◆ **Exercise description**
All of the records below must be output exactly, with no pictures carried over.

%%

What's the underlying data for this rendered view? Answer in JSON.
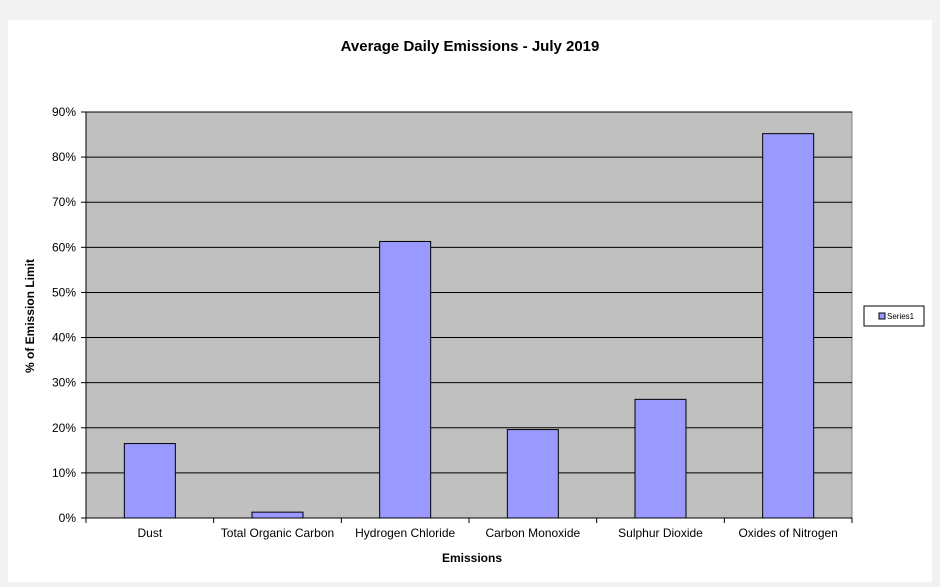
{
  "chart_data": {
    "type": "bar",
    "title": "Average Daily Emissions - July 2019",
    "xlabel": "Emissions",
    "ylabel": "% of Emission Limit",
    "categories": [
      "Dust",
      "Total Organic Carbon",
      "Hydrogen Chloride",
      "Carbon Monoxide",
      "Sulphur Dioxide",
      "Oxides of Nitrogen"
    ],
    "series": [
      {
        "name": "Series1",
        "values": [
          16.5,
          1.3,
          61.3,
          19.6,
          26.3,
          85.2
        ]
      }
    ],
    "ylim": [
      0,
      90
    ],
    "yticks": [
      0,
      10,
      20,
      30,
      40,
      50,
      60,
      70,
      80,
      90
    ],
    "ytick_labels": [
      "0%",
      "10%",
      "20%",
      "30%",
      "40%",
      "50%",
      "60%",
      "70%",
      "80%",
      "90%"
    ],
    "grid": true,
    "legend_position": "right",
    "colors": {
      "bar_fill": "#9999ff",
      "bar_stroke": "#000000",
      "plot_background": "#c0c0c0",
      "chart_background": "#ffffff",
      "page_background": "#f2f2f2"
    }
  }
}
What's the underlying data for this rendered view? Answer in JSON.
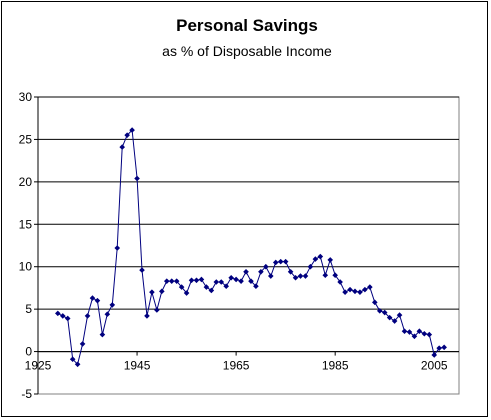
{
  "chart_data": {
    "type": "line",
    "title": "Personal Savings",
    "subtitle": "as % of Disposable Income",
    "xlabel": "",
    "ylabel": "",
    "xlim": [
      1925,
      2010
    ],
    "ylim": [
      -5,
      30
    ],
    "xticks": [
      1925,
      1945,
      1965,
      1985,
      2005
    ],
    "yticks": [
      -5,
      0,
      5,
      10,
      15,
      20,
      25,
      30
    ],
    "grid": "horizontal",
    "legend": "none",
    "colors": {
      "line": "#00007f",
      "plot_bg": "#ffffff",
      "grid": "#000000"
    },
    "series": [
      {
        "x": [
          1929,
          1930,
          1931,
          1932,
          1933,
          1934,
          1935,
          1936,
          1937,
          1938,
          1939,
          1940,
          1941,
          1942,
          1943,
          1944,
          1945,
          1946,
          1947,
          1948,
          1949,
          1950,
          1951,
          1952,
          1953,
          1954,
          1955,
          1956,
          1957,
          1958,
          1959,
          1960,
          1961,
          1962,
          1963,
          1964,
          1965,
          1966,
          1967,
          1968,
          1969,
          1970,
          1971,
          1972,
          1973,
          1974,
          1975,
          1976,
          1977,
          1978,
          1979,
          1980,
          1981,
          1982,
          1983,
          1984,
          1985,
          1986,
          1987,
          1988,
          1989,
          1990,
          1991,
          1992,
          1993,
          1994,
          1995,
          1996,
          1997,
          1998,
          1999,
          2000,
          2001,
          2002,
          2003,
          2004,
          2005,
          2006,
          2007
        ],
        "y": [
          4.5,
          4.2,
          3.9,
          -0.9,
          -1.5,
          0.9,
          4.2,
          6.3,
          6.0,
          2.0,
          4.4,
          5.5,
          12.2,
          24.1,
          25.5,
          26.1,
          20.4,
          9.6,
          4.2,
          7.0,
          4.9,
          7.1,
          8.3,
          8.3,
          8.3,
          7.6,
          6.9,
          8.4,
          8.4,
          8.5,
          7.6,
          7.2,
          8.2,
          8.2,
          7.7,
          8.7,
          8.5,
          8.3,
          9.4,
          8.3,
          7.7,
          9.4,
          10.0,
          8.9,
          10.5,
          10.6,
          10.6,
          9.4,
          8.7,
          8.9,
          8.9,
          10.0,
          10.9,
          11.2,
          9.0,
          10.8,
          9.0,
          8.2,
          7.0,
          7.3,
          7.1,
          7.0,
          7.3,
          7.6,
          5.8,
          4.8,
          4.6,
          4.0,
          3.6,
          4.3,
          2.4,
          2.3,
          1.8,
          2.4,
          2.1,
          2.0,
          -0.4,
          0.4,
          0.5
        ]
      }
    ]
  }
}
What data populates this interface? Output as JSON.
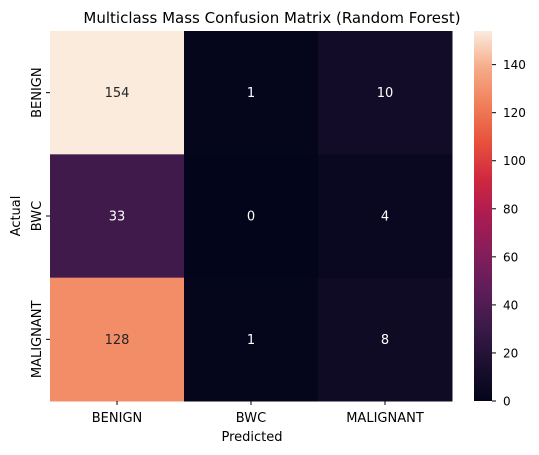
{
  "chart_data": {
    "type": "heatmap",
    "title": "Multiclass Mass Confusion Matrix (Random Forest)",
    "xlabel": "Predicted",
    "ylabel": "Actual",
    "x_categories": [
      "BENIGN",
      "BWC",
      "MALIGNANT"
    ],
    "y_categories": [
      "BENIGN",
      "BWC",
      "MALIGNANT"
    ],
    "values": [
      [
        154,
        1,
        10
      ],
      [
        33,
        0,
        4
      ],
      [
        128,
        1,
        8
      ]
    ],
    "colorbar": {
      "range": [
        0,
        154
      ],
      "ticks": [
        0,
        20,
        40,
        60,
        80,
        100,
        120,
        140
      ]
    },
    "colormap": "rocket"
  }
}
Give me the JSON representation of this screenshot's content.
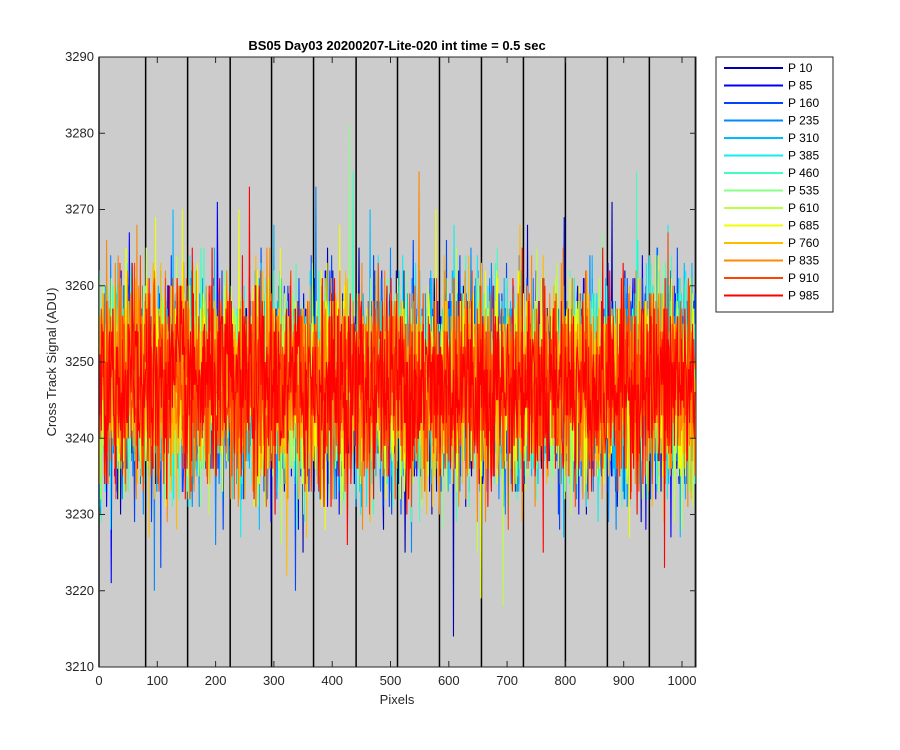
{
  "chart_data": {
    "type": "line",
    "title": "BS05 Day03 20200207-Lite-020 int time = 0.5 sec",
    "xlabel": "Pixels",
    "ylabel": "Cross Track Signal (ADU)",
    "xlim": [
      0,
      1024
    ],
    "ylim": [
      3210,
      3290
    ],
    "xticks": [
      0,
      100,
      200,
      300,
      400,
      500,
      600,
      700,
      800,
      900,
      1000
    ],
    "yticks": [
      3210,
      3220,
      3230,
      3240,
      3250,
      3260,
      3270,
      3280,
      3290
    ],
    "background_color": "#cccccc",
    "vertical_markers": [
      0,
      80,
      152,
      225,
      296,
      368,
      441,
      512,
      584,
      656,
      728,
      800,
      872,
      944,
      1023
    ],
    "noise": {
      "mean": 3247,
      "typical_low": 3234,
      "typical_high": 3261,
      "n_points": 1024
    },
    "legend_position": "outside-right",
    "series": [
      {
        "name": "P 10",
        "color": "#0000b0"
      },
      {
        "name": "P 85",
        "color": "#0000ff"
      },
      {
        "name": "P 160",
        "color": "#0044ff"
      },
      {
        "name": "P 235",
        "color": "#0088ff"
      },
      {
        "name": "P 310",
        "color": "#00bbff"
      },
      {
        "name": "P 385",
        "color": "#11eeee"
      },
      {
        "name": "P 460",
        "color": "#44ffbb"
      },
      {
        "name": "P 535",
        "color": "#88ff88"
      },
      {
        "name": "P 610",
        "color": "#bbff44"
      },
      {
        "name": "P 685",
        "color": "#eeff00"
      },
      {
        "name": "P 760",
        "color": "#ffbb00"
      },
      {
        "name": "P 835",
        "color": "#ff8800"
      },
      {
        "name": "P 910",
        "color": "#ff4400"
      },
      {
        "name": "P 985",
        "color": "#ff0000"
      }
    ],
    "spikes": [
      {
        "x": 608,
        "y": 3214,
        "series": 0
      },
      {
        "x": 337,
        "y": 3220,
        "series": 2
      },
      {
        "x": 693,
        "y": 3218,
        "series": 8
      },
      {
        "x": 430,
        "y": 3281,
        "series": 7
      },
      {
        "x": 258,
        "y": 3273,
        "series": 13
      },
      {
        "x": 922,
        "y": 3275,
        "series": 6
      },
      {
        "x": 798,
        "y": 3269,
        "series": 1
      },
      {
        "x": 203,
        "y": 3271,
        "series": 1
      },
      {
        "x": 372,
        "y": 3273,
        "series": 3
      },
      {
        "x": 97,
        "y": 3269,
        "series": 9
      },
      {
        "x": 143,
        "y": 3270,
        "series": 9
      },
      {
        "x": 880,
        "y": 3271,
        "series": 0
      },
      {
        "x": 655,
        "y": 3219,
        "series": 9
      },
      {
        "x": 970,
        "y": 3223,
        "series": 13
      },
      {
        "x": 322,
        "y": 3222,
        "series": 10
      },
      {
        "x": 95,
        "y": 3220,
        "series": 3
      }
    ]
  }
}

%%

◆ **Result of the exercise**
What's the underlying data for this rendered view? Answer in JSON.
{
  "chart_data": {
    "type": "bar",
    "title": "Average Daily Emissions - July 2019",
    "xlabel": "Emissions",
    "ylabel": "% of Emission Limit",
    "categories": [
      "Dust",
      "Total Organic Carbon",
      "Hydrogen Chloride",
      "Carbon Monoxide",
      "Sulphur Dioxide",
      "Oxides of Nitrogen"
    ],
    "series": [
      {
        "name": "Series1",
        "values": [
          16.5,
          1.3,
          61.3,
          19.6,
          26.3,
          85.2
        ]
      }
    ],
    "ylim": [
      0,
      90
    ],
    "yticks": [
      0,
      10,
      20,
      30,
      40,
      50,
      60,
      70,
      80,
      90
    ],
    "ytick_labels": [
      "0%",
      "10%",
      "20%",
      "30%",
      "40%",
      "50%",
      "60%",
      "70%",
      "80%",
      "90%"
    ],
    "grid": true,
    "legend_position": "right",
    "colors": {
      "bar_fill": "#9999ff",
      "bar_stroke": "#000000",
      "plot_background": "#c0c0c0",
      "chart_background": "#ffffff",
      "page_background": "#f2f2f2"
    }
  }
}
What's the underlying data for this rendered view? Answer in JSON.
{
  "chart_data": {
    "type": "line",
    "title": "Personal Savings",
    "subtitle": "as % of Disposable Income",
    "xlabel": "",
    "ylabel": "",
    "xlim": [
      1925,
      2010
    ],
    "ylim": [
      -5,
      30
    ],
    "xticks": [
      1925,
      1945,
      1965,
      1985,
      2005
    ],
    "yticks": [
      -5,
      0,
      5,
      10,
      15,
      20,
      25,
      30
    ],
    "grid": "horizontal",
    "legend": "none",
    "colors": {
      "line": "#00007f",
      "plot_bg": "#ffffff",
      "grid": "#000000"
    },
    "series": [
      {
        "x": [
          1929,
          1930,
          1931,
          1932,
          1933,
          1934,
          1935,
          1936,
          1937,
          1938,
          1939,
          1940,
          1941,
          1942,
          1943,
          1944,
          1945,
          1946,
          1947,
          1948,
          1949,
          1950,
          1951,
          1952,
          1953,
          1954,
          1955,
          1956,
          1957,
          1958,
          1959,
          1960,
          1961,
          1962,
          1963,
          1964,
          1965,
          1966,
          1967,
          1968,
          1969,
          1970,
          1971,
          1972,
          1973,
          1974,
          1975,
          1976,
          1977,
          1978,
          1979,
          1980,
          1981,
          1982,
          1983,
          1984,
          1985,
          1986,
          1987,
          1988,
          1989,
          1990,
          1991,
          1992,
          1993,
          1994,
          1995,
          1996,
          1997,
          1998,
          1999,
          2000,
          2001,
          2002,
          2003,
          2004,
          2005,
          2006,
          2007
        ],
        "y": [
          4.5,
          4.2,
          3.9,
          -0.9,
          -1.5,
          0.9,
          4.2,
          6.3,
          6.0,
          2.0,
          4.4,
          5.5,
          12.2,
          24.1,
          25.5,
          26.1,
          20.4,
          9.6,
          4.2,
          7.0,
          4.9,
          7.1,
          8.3,
          8.3,
          8.3,
          7.6,
          6.9,
          8.4,
          8.4,
          8.5,
          7.6,
          7.2,
          8.2,
          8.2,
          7.7,
          8.7,
          8.5,
          8.3,
          9.4,
          8.3,
          7.7,
          9.4,
          10.0,
          8.9,
          10.5,
          10.6,
          10.6,
          9.4,
          8.7,
          8.9,
          8.9,
          10.0,
          10.9,
          11.2,
          9.0,
          10.8,
          9.0,
          8.2,
          7.0,
          7.3,
          7.1,
          7.0,
          7.3,
          7.6,
          5.8,
          4.8,
          4.6,
          4.0,
          3.6,
          4.3,
          2.4,
          2.3,
          1.8,
          2.4,
          2.1,
          2.0,
          -0.4,
          0.4,
          0.5
        ]
      }
    ]
  }
}
What data populates this interface? Output as JSON.
{
  "chart_data": {
    "type": "heatmap",
    "title": "Multiclass Mass Confusion Matrix (Random Forest)",
    "xlabel": "Predicted",
    "ylabel": "Actual",
    "x_categories": [
      "BENIGN",
      "BWC",
      "MALIGNANT"
    ],
    "y_categories": [
      "BENIGN",
      "BWC",
      "MALIGNANT"
    ],
    "values": [
      [
        154,
        1,
        10
      ],
      [
        33,
        0,
        4
      ],
      [
        128,
        1,
        8
      ]
    ],
    "colorbar": {
      "range": [
        0,
        154
      ],
      "ticks": [
        0,
        20,
        40,
        60,
        80,
        100,
        120,
        140
      ]
    },
    "colormap": "rocket"
  }
}
Give me the JSON representation of this screenshot's content.
{
  "chart_data": {
    "type": "line",
    "title": "BS05 Day03 20200207-Lite-020 int time = 0.5 sec",
    "xlabel": "Pixels",
    "ylabel": "Cross Track Signal (ADU)",
    "xlim": [
      0,
      1024
    ],
    "ylim": [
      3210,
      3290
    ],
    "xticks": [
      0,
      100,
      200,
      300,
      400,
      500,
      600,
      700,
      800,
      900,
      1000
    ],
    "yticks": [
      3210,
      3220,
      3230,
      3240,
      3250,
      3260,
      3270,
      3280,
      3290
    ],
    "background_color": "#cccccc",
    "vertical_markers": [
      0,
      80,
      152,
      225,
      296,
      368,
      441,
      512,
      584,
      656,
      728,
      800,
      872,
      944,
      1023
    ],
    "noise": {
      "mean": 3247,
      "typical_low": 3234,
      "typical_high": 3261,
      "n_points": 1024
    },
    "legend_position": "outside-right",
    "series": [
      {
        "name": "P 10",
        "color": "#0000b0"
      },
      {
        "name": "P 85",
        "color": "#0000ff"
      },
      {
        "name": "P 160",
        "color": "#0044ff"
      },
      {
        "name": "P 235",
        "color": "#0088ff"
      },
      {
        "name": "P 310",
        "color": "#00bbff"
      },
      {
        "name": "P 385",
        "color": "#11eeee"
      },
      {
        "name": "P 460",
        "color": "#44ffbb"
      },
      {
        "name": "P 535",
        "color": "#88ff88"
      },
      {
        "name": "P 610",
        "color": "#bbff44"
      },
      {
        "name": "P 685",
        "color": "#eeff00"
      },
      {
        "name": "P 760",
        "color": "#ffbb00"
      },
      {
        "name": "P 835",
        "color": "#ff8800"
      },
      {
        "name": "P 910",
        "color": "#ff4400"
      },
      {
        "name": "P 985",
        "color": "#ff0000"
      }
    ],
    "spikes": [
      {
        "x": 608,
        "y": 3214,
        "series": 0
      },
      {
        "x": 337,
        "y": 3220,
        "series": 2
      },
      {
        "x": 693,
        "y": 3218,
        "series": 8
      },
      {
        "x": 430,
        "y": 3281,
        "series": 7
      },
      {
        "x": 258,
        "y": 3273,
        "series": 13
      },
      {
        "x": 922,
        "y": 3275,
        "series": 6
      },
      {
        "x": 798,
        "y": 3269,
        "series": 1
      },
      {
        "x": 203,
        "y": 3271,
        "series": 1
      },
      {
        "x": 372,
        "y": 3273,
        "series": 3
      },
      {
        "x": 97,
        "y": 3269,
        "series": 9
      },
      {
        "x": 143,
        "y": 3270,
        "series": 9
      },
      {
        "x": 880,
        "y": 3271,
        "series": 0
      },
      {
        "x": 655,
        "y": 3219,
        "series": 9
      },
      {
        "x": 970,
        "y": 3223,
        "series": 13
      },
      {
        "x": 322,
        "y": 3222,
        "series": 10
      },
      {
        "x": 95,
        "y": 3220,
        "series": 3
      }
    ]
  }
}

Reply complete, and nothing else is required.